Data records
▼▼▼

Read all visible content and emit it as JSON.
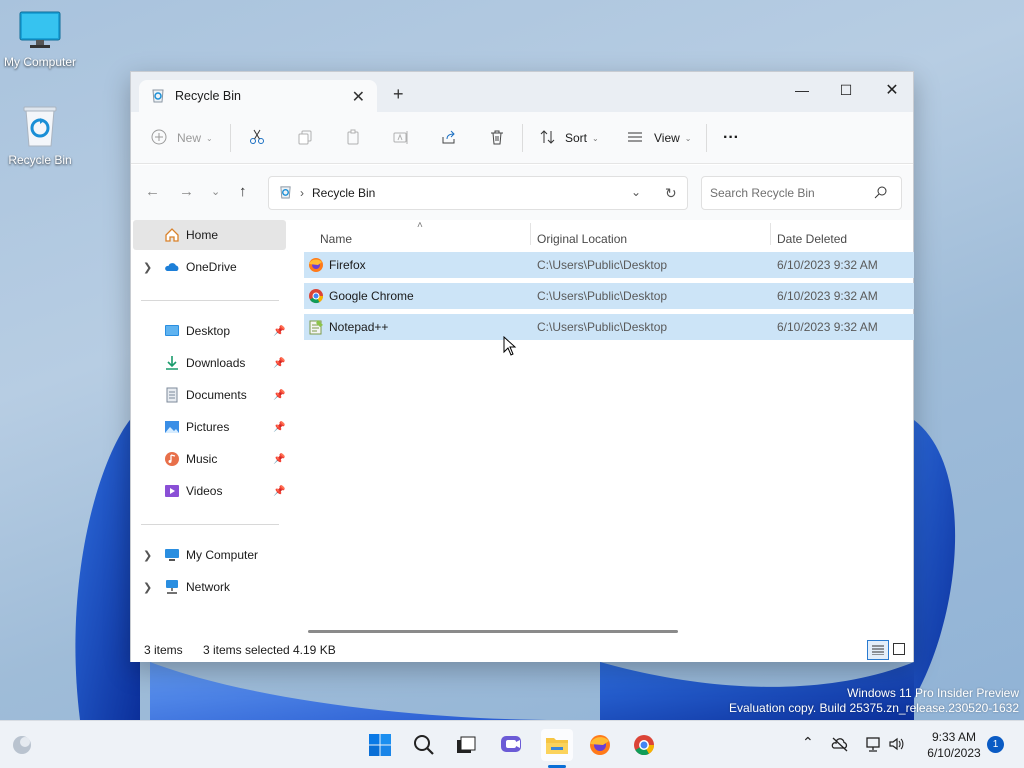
{
  "desktop": {
    "icons": [
      {
        "label": "My Computer"
      },
      {
        "label": "Recycle Bin"
      }
    ]
  },
  "window": {
    "tab_title": "Recycle Bin",
    "tab_close": "✕",
    "new_tab": "+",
    "minimize": "—",
    "maximize": "☐",
    "close": "✕"
  },
  "toolbar": {
    "new_label": "New",
    "sort_label": "Sort",
    "view_label": "View",
    "more_label": "···"
  },
  "address": {
    "path": "Recycle Bin",
    "search_placeholder": "Search Recycle Bin"
  },
  "sidebar": {
    "home": "Home",
    "onedrive": "OneDrive",
    "quick": [
      {
        "label": "Desktop"
      },
      {
        "label": "Downloads"
      },
      {
        "label": "Documents"
      },
      {
        "label": "Pictures"
      },
      {
        "label": "Music"
      },
      {
        "label": "Videos"
      }
    ],
    "my_computer": "My Computer",
    "network": "Network"
  },
  "columns": {
    "name": "Name",
    "original_location": "Original Location",
    "date_deleted": "Date Deleted"
  },
  "files": [
    {
      "name": "Firefox",
      "location": "C:\\Users\\Public\\Desktop",
      "date": "6/10/2023 9:32 AM"
    },
    {
      "name": "Google Chrome",
      "location": "C:\\Users\\Public\\Desktop",
      "date": "6/10/2023 9:32 AM"
    },
    {
      "name": "Notepad++",
      "location": "C:\\Users\\Public\\Desktop",
      "date": "6/10/2023 9:32 AM"
    }
  ],
  "status": {
    "count": "3 items",
    "selected": "3 items selected",
    "size": "4.19 KB"
  },
  "watermark": {
    "line1": "Windows 11 Pro Insider Preview",
    "line2": "Evaluation copy. Build 25375.zn_release.230520-1632"
  },
  "taskbar": {
    "time": "9:33 AM",
    "date": "6/10/2023",
    "notifications": "1"
  }
}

▲▲▲

* Written instruction *
Copy out every line from the material above in which the word "Computer" appears.

* Solution to the problem *
        "label": "My Computer"
    "my_computer": "My Computer",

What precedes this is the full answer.